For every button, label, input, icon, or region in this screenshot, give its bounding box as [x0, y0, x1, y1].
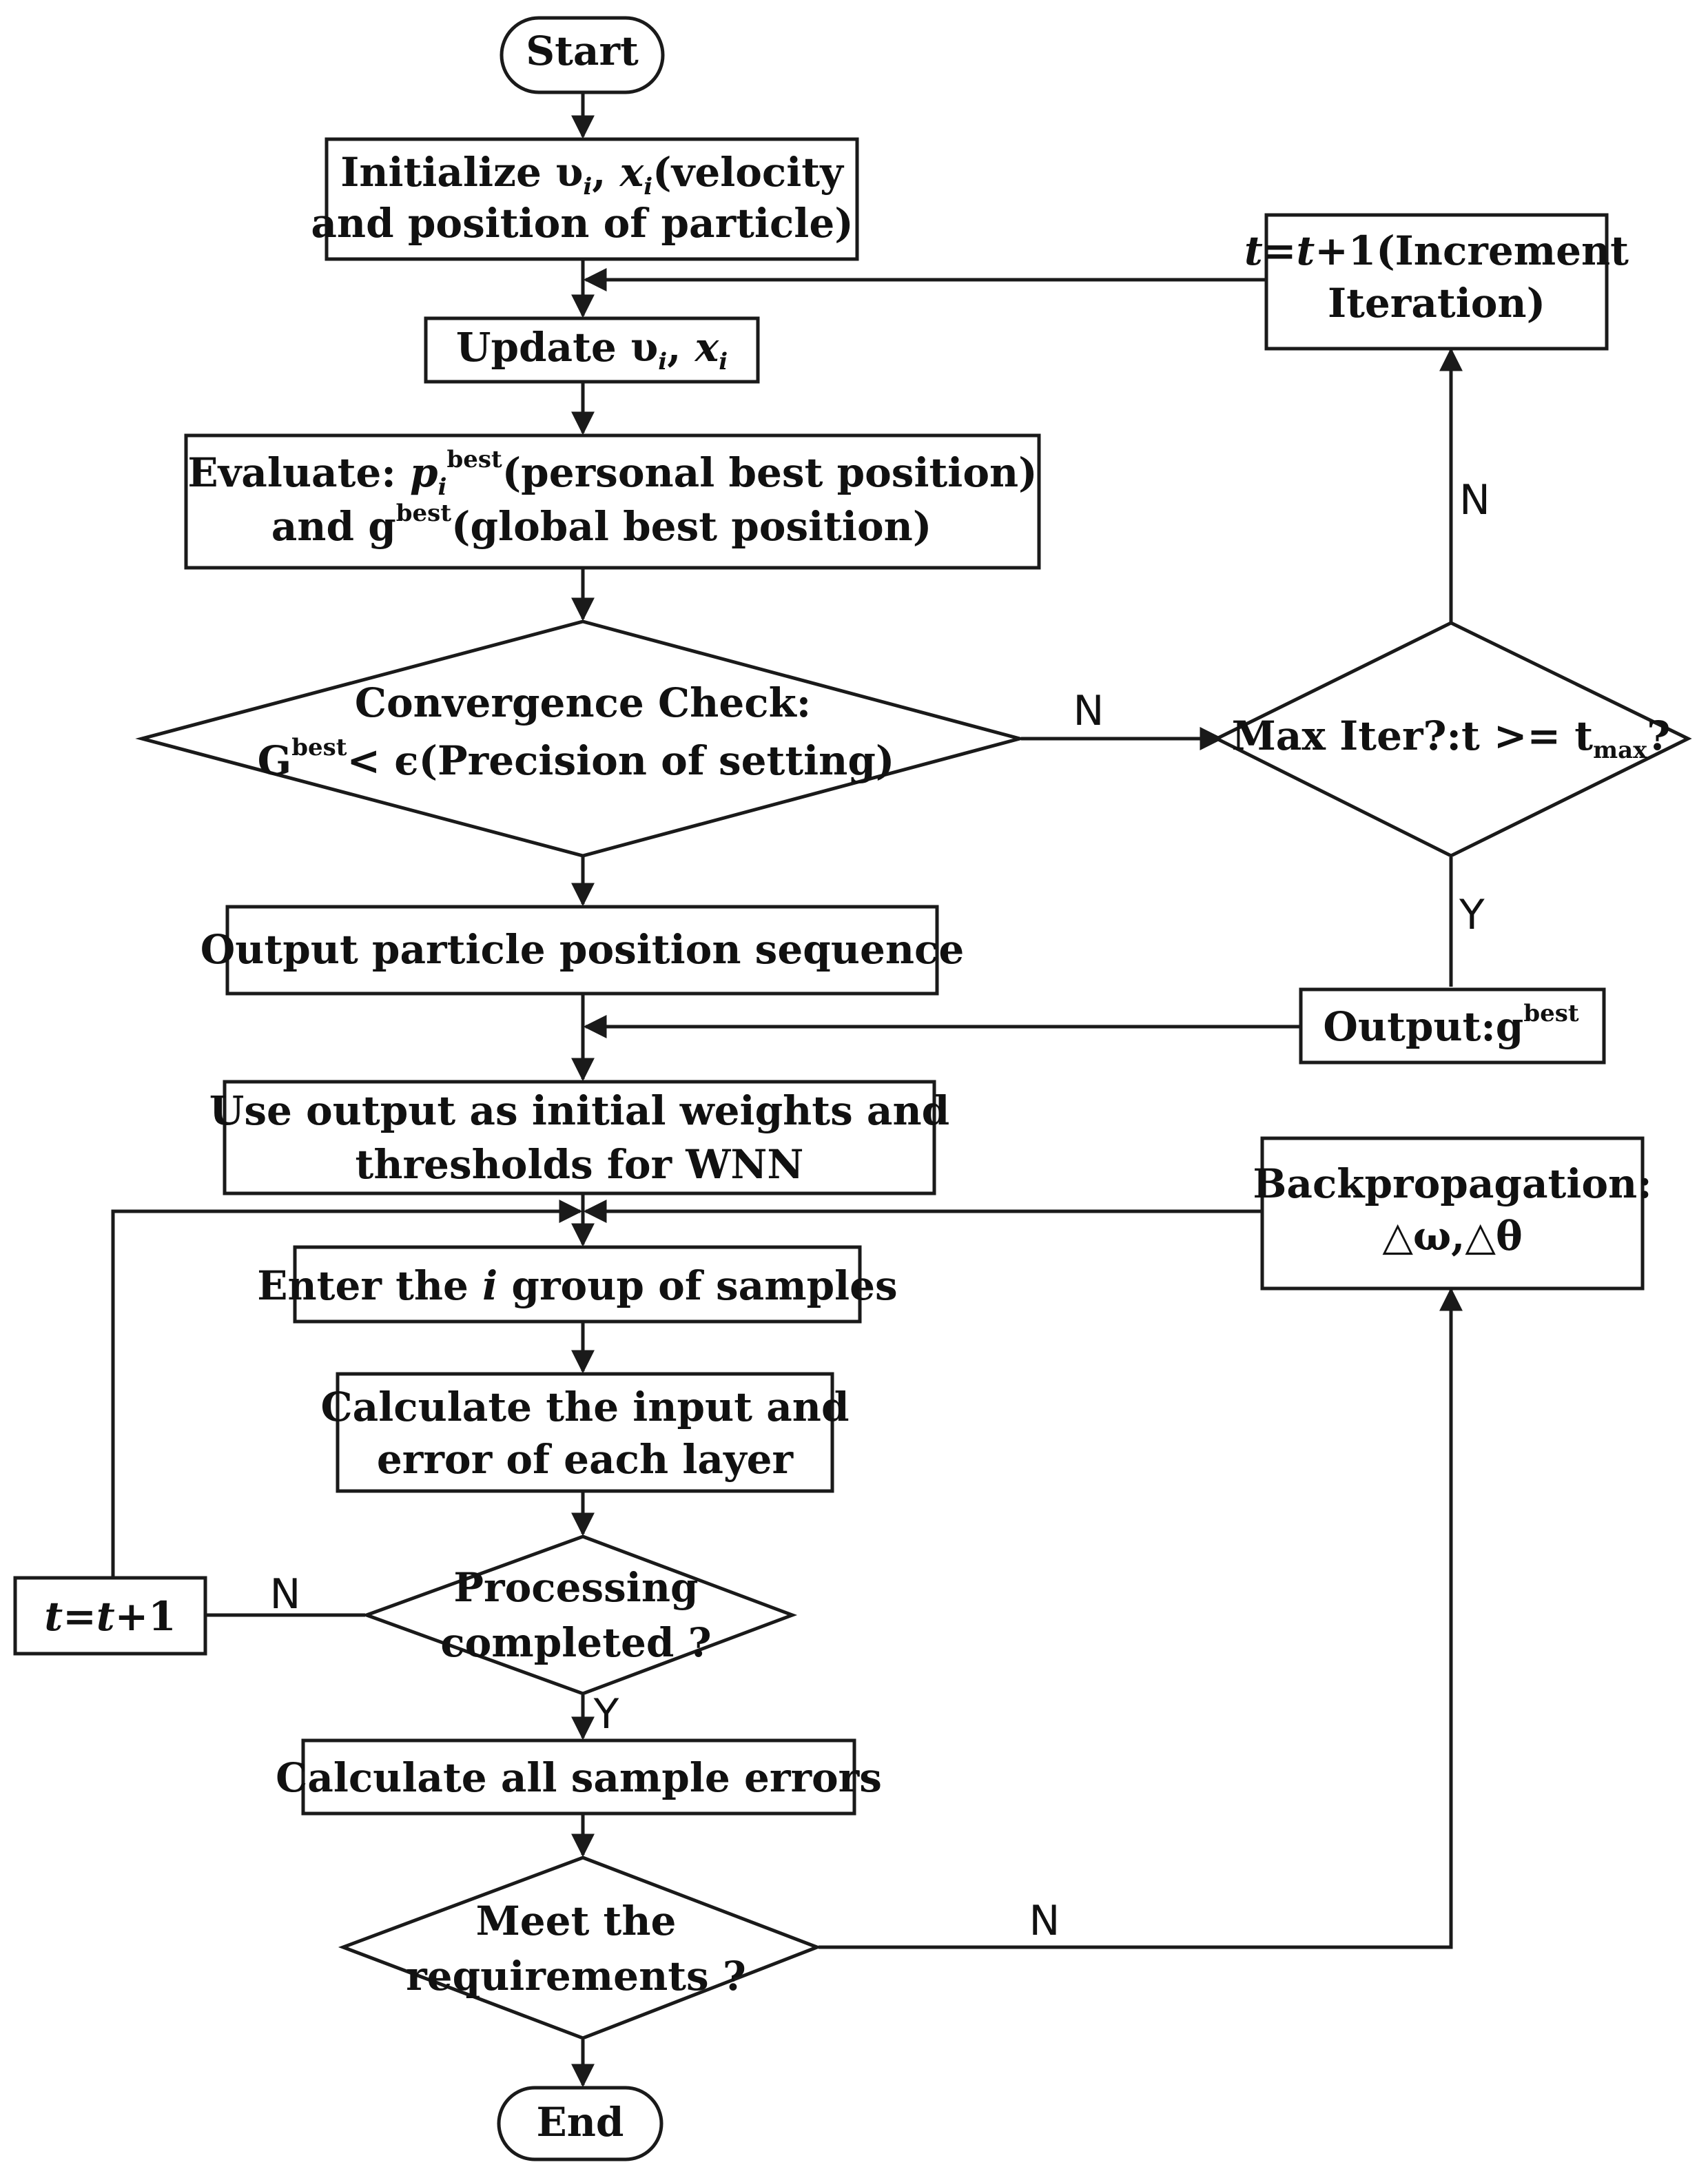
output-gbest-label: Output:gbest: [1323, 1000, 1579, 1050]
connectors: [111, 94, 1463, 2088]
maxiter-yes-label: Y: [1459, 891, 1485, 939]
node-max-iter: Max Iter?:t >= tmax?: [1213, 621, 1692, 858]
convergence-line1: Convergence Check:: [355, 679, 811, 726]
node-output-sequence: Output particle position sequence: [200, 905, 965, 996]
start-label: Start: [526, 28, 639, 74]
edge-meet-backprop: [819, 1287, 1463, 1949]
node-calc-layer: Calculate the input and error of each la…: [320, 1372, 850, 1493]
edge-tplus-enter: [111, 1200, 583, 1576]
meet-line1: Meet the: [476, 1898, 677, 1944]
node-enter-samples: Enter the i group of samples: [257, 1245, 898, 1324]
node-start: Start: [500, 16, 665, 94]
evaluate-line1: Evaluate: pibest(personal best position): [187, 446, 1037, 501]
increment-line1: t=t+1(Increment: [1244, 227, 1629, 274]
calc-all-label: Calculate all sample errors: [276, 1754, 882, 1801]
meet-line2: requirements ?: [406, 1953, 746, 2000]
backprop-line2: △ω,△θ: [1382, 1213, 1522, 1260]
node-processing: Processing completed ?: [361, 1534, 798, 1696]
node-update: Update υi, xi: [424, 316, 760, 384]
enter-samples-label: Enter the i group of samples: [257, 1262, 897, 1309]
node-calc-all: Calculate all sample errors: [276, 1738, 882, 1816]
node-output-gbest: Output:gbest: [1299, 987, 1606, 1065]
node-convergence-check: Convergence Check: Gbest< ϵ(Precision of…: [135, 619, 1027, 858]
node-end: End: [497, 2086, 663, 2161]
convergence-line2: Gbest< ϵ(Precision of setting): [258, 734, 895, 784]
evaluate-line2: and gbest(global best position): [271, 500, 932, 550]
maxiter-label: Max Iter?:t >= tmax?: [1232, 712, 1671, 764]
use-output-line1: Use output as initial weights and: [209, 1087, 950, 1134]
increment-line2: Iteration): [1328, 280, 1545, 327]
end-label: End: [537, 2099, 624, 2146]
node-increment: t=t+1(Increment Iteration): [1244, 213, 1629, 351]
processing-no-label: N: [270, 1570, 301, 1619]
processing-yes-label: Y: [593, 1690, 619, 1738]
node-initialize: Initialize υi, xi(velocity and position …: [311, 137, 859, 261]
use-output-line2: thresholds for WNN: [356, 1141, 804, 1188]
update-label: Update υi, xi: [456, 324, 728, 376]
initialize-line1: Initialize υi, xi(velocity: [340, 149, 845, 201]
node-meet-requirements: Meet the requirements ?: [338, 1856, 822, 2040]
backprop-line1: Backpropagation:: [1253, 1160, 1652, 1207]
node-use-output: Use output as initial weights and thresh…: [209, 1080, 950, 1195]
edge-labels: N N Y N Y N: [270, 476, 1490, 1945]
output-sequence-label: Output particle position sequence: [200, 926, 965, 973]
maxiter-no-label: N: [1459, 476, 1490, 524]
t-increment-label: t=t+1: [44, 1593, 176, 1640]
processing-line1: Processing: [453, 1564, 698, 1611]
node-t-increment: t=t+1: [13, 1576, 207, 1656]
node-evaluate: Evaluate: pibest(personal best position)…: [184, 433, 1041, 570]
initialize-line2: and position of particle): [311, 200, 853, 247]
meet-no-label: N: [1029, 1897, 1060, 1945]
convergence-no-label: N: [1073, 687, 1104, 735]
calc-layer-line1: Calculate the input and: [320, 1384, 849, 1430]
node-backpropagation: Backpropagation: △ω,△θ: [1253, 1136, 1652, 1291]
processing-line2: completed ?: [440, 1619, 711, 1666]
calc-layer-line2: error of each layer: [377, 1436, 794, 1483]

□ □ □ □

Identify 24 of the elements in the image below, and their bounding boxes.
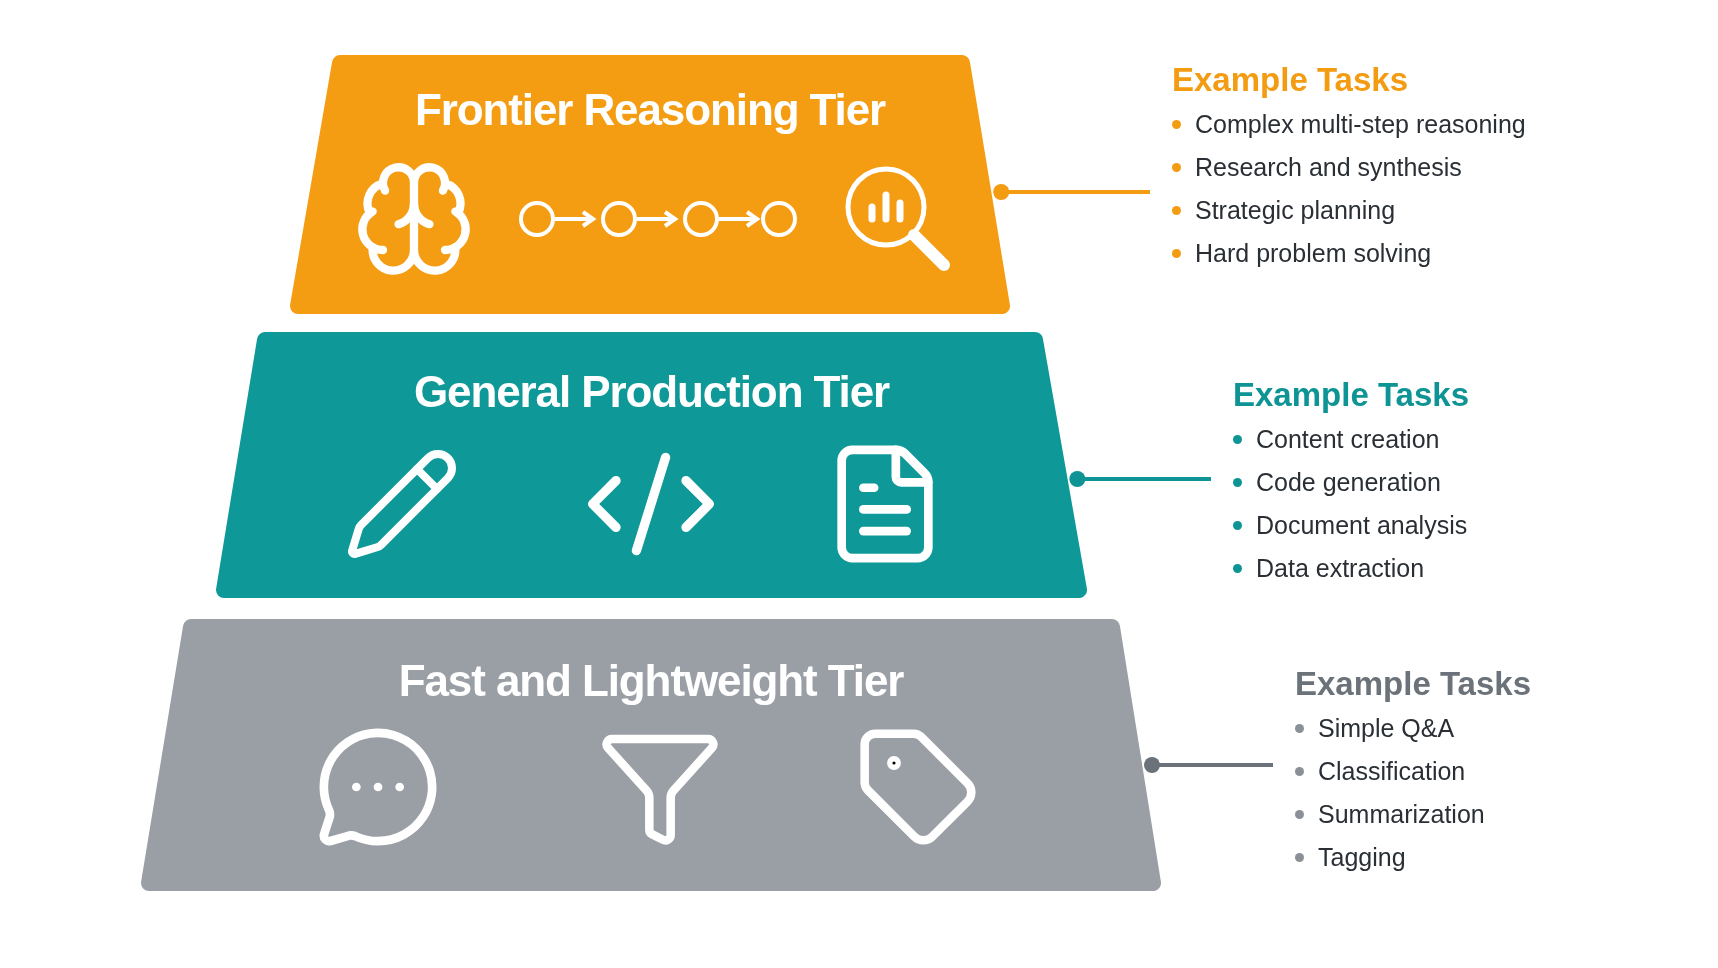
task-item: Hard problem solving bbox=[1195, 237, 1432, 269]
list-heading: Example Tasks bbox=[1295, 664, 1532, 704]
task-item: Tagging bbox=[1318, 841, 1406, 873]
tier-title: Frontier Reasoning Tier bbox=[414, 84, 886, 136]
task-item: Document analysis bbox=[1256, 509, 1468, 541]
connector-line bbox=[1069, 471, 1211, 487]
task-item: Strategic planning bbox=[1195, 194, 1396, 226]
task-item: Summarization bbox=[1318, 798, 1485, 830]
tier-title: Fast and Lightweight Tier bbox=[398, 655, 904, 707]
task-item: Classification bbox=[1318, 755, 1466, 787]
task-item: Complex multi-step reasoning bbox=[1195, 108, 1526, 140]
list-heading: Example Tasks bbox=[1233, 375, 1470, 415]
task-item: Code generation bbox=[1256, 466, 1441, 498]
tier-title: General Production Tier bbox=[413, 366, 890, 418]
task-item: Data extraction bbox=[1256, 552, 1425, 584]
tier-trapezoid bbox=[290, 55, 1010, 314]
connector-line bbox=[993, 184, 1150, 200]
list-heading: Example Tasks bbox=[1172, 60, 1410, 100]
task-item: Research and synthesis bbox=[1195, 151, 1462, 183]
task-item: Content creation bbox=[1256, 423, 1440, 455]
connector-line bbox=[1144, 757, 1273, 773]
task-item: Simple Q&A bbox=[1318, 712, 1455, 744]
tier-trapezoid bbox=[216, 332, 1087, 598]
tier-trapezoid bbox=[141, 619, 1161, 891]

□ □ □ □

## EXERCISE PROMPT:
Reproduce the lines starting at the one containing "task-item: Hard problem" and ending at the one containing "task-item: Research and", including both, and nothing else.

## TASK SOLUTION:
task-item: Hard problem solving bbox=[1195, 237, 1432, 269]
list-heading: Example Tasks bbox=[1295, 664, 1532, 704]
task-item: Tagging bbox=[1318, 841, 1406, 873]
tier-title: Frontier Reasoning Tier bbox=[414, 84, 886, 136]
task-item: Document analysis bbox=[1256, 509, 1468, 541]
connector-line bbox=[1069, 471, 1211, 487]
task-item: Strategic planning bbox=[1195, 194, 1396, 226]
task-item: Summarization bbox=[1318, 798, 1485, 830]
tier-title: Fast and Lightweight Tier bbox=[398, 655, 904, 707]
task-item: Classification bbox=[1318, 755, 1466, 787]
task-item: Complex multi-step reasoning bbox=[1195, 108, 1526, 140]
list-heading: Example Tasks bbox=[1233, 375, 1470, 415]
task-item: Code generation bbox=[1256, 466, 1441, 498]
tier-title: General Production Tier bbox=[413, 366, 890, 418]
task-item: Data extraction bbox=[1256, 552, 1425, 584]
tier-trapezoid bbox=[290, 55, 1010, 314]
connector-line bbox=[993, 184, 1150, 200]
list-heading: Example Tasks bbox=[1172, 60, 1410, 100]
task-item: Research and synthesis bbox=[1195, 151, 1462, 183]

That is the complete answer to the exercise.